#### [Description of the task]
Every line with the string "this" should be gathered.
::::
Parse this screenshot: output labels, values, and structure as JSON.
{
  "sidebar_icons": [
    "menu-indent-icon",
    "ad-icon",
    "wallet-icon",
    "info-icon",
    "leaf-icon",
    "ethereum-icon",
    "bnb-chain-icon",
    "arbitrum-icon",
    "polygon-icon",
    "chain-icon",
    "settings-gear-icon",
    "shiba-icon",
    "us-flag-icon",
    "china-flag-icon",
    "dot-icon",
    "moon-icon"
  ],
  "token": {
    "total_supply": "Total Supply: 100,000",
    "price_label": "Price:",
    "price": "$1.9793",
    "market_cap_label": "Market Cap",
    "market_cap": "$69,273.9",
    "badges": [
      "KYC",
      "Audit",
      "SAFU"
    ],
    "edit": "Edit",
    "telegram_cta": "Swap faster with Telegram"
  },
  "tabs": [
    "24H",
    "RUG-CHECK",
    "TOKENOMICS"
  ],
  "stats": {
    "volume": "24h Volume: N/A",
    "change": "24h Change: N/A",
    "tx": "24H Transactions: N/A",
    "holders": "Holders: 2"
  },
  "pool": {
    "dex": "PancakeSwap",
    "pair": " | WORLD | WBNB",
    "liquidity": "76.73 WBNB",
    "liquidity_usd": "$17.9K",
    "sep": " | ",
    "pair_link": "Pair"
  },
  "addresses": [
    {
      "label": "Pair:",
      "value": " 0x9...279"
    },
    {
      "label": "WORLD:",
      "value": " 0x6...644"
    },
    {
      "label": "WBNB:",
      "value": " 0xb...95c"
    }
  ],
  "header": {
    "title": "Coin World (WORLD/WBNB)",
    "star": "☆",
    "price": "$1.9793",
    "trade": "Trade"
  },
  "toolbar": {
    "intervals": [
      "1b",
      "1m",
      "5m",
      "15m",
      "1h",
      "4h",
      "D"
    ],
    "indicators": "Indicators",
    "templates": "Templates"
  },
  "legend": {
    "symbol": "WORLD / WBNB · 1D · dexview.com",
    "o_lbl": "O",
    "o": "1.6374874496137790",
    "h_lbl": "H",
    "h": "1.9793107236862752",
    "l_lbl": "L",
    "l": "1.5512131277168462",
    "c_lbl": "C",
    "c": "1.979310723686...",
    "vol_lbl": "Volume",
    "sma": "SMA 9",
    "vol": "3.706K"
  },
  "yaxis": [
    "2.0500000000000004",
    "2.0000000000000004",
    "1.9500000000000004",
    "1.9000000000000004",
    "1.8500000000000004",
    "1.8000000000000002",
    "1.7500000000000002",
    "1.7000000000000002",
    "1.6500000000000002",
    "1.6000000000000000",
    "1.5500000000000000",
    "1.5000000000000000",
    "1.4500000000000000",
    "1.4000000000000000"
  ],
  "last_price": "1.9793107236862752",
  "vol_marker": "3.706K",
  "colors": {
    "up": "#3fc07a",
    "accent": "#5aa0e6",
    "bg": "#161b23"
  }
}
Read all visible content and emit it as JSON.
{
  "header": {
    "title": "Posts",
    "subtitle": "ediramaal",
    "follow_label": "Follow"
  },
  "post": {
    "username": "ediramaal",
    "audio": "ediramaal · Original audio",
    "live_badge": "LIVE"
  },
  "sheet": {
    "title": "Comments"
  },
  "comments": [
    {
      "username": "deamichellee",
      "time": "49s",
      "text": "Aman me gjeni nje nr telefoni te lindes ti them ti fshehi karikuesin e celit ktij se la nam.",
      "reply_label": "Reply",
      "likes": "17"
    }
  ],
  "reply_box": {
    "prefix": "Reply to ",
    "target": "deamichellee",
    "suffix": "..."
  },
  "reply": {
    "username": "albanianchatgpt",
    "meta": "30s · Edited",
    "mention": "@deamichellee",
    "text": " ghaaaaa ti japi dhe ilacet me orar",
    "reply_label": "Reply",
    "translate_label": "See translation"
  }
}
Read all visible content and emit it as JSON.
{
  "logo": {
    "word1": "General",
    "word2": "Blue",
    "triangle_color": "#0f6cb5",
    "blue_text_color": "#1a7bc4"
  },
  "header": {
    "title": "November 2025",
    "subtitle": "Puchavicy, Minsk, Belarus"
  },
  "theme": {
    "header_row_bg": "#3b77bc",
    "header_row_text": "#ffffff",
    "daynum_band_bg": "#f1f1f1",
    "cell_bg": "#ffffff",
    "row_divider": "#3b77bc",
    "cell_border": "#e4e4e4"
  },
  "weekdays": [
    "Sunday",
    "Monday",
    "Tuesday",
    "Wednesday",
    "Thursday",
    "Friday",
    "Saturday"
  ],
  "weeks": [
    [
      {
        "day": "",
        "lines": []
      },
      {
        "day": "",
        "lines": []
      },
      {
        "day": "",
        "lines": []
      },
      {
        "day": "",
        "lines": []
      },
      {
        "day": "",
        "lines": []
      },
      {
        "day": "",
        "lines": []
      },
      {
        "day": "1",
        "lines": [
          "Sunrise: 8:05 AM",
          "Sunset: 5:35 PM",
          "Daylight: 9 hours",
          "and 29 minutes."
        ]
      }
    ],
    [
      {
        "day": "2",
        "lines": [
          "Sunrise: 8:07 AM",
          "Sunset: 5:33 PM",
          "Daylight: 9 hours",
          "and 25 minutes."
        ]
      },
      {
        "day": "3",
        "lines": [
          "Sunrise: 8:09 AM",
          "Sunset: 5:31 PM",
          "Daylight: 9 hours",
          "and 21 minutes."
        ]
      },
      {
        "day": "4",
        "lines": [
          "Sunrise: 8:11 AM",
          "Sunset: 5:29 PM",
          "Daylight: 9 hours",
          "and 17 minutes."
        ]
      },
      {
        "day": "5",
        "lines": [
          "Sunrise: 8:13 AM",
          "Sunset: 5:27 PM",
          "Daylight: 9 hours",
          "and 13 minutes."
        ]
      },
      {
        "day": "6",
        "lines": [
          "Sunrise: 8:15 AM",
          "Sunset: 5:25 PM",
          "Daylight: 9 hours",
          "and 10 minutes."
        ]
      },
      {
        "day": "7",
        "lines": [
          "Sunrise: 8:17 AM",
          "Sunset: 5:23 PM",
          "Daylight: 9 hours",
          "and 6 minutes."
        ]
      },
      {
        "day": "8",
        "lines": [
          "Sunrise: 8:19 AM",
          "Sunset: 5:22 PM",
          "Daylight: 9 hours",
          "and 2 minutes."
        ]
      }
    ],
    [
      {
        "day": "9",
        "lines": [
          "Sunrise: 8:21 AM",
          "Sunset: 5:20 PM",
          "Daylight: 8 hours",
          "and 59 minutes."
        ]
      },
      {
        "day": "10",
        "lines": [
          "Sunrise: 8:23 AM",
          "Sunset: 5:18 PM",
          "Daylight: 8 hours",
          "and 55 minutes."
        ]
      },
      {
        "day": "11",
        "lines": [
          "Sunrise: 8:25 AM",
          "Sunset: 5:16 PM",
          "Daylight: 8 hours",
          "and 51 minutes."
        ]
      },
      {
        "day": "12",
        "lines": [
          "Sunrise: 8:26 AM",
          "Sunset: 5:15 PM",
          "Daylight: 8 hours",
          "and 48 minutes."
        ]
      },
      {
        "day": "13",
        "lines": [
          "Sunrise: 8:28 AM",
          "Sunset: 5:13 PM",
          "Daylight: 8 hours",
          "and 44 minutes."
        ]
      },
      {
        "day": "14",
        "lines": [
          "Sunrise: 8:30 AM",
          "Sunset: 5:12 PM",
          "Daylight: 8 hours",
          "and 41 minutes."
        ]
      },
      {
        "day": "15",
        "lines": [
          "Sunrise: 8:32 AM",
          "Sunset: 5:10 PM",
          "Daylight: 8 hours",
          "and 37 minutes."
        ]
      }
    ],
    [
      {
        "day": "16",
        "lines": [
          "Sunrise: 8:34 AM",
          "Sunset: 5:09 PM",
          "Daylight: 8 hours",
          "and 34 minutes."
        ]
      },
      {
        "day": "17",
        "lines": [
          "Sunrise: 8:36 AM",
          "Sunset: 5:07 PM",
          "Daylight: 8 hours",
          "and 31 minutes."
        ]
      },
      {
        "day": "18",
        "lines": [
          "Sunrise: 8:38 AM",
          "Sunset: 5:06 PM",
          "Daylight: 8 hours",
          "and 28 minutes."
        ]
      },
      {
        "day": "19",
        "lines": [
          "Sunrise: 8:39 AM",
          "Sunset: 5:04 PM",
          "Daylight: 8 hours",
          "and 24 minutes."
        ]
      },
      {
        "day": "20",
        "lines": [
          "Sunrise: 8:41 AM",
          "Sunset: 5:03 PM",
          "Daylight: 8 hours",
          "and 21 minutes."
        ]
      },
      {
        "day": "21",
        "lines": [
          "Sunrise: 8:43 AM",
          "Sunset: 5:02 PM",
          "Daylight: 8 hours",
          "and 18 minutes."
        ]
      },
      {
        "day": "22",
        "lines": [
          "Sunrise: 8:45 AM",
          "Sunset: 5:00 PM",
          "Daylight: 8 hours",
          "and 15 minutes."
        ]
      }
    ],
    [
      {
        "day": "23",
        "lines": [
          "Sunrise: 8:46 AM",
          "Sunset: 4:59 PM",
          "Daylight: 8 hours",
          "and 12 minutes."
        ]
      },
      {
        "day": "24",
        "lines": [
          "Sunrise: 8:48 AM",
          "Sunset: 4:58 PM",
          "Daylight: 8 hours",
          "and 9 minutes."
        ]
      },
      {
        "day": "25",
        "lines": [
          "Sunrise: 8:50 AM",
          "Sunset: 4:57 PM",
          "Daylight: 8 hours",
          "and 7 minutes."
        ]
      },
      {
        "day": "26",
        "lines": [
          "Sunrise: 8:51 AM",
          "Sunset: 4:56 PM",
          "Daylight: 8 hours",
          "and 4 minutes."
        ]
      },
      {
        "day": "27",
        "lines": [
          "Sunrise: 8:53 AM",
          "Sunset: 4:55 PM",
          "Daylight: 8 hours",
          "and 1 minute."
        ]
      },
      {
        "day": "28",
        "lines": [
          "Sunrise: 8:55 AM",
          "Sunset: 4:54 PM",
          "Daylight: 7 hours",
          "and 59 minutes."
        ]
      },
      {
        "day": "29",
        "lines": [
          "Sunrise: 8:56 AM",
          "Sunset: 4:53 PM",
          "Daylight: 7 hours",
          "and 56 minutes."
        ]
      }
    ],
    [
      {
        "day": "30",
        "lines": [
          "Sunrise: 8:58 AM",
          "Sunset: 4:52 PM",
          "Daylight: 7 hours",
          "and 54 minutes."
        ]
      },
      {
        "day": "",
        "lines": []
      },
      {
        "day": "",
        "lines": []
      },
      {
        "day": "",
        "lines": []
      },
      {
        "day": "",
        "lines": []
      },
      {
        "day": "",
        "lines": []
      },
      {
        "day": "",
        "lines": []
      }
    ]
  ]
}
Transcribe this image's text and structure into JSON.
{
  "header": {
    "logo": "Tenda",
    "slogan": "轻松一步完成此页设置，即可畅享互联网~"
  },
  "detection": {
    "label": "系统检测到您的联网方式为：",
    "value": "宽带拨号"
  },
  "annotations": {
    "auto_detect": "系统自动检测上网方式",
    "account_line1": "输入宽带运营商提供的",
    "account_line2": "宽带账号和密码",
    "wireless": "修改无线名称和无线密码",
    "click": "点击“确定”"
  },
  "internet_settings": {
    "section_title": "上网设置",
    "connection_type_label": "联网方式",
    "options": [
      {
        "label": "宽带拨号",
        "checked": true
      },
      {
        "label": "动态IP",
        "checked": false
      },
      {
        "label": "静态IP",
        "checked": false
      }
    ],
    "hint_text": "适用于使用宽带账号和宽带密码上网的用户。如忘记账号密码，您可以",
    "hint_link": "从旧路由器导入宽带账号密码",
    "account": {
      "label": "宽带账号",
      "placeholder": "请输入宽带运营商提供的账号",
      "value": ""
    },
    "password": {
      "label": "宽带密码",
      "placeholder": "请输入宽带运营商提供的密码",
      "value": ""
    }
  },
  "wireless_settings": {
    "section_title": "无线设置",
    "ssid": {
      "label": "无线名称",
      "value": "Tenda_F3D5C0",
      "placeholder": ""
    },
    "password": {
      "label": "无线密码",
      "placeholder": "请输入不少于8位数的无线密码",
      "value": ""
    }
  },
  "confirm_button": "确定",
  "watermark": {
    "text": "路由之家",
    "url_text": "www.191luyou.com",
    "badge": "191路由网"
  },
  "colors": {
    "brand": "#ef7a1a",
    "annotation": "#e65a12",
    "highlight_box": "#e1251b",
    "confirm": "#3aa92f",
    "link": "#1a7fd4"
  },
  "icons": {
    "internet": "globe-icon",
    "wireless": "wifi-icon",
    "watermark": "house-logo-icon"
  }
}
::::
#### [Answer to the problem]
Parse this screenshot: output labels, values, and structure as JSON.
Transcribe this image's text and structure into JSON.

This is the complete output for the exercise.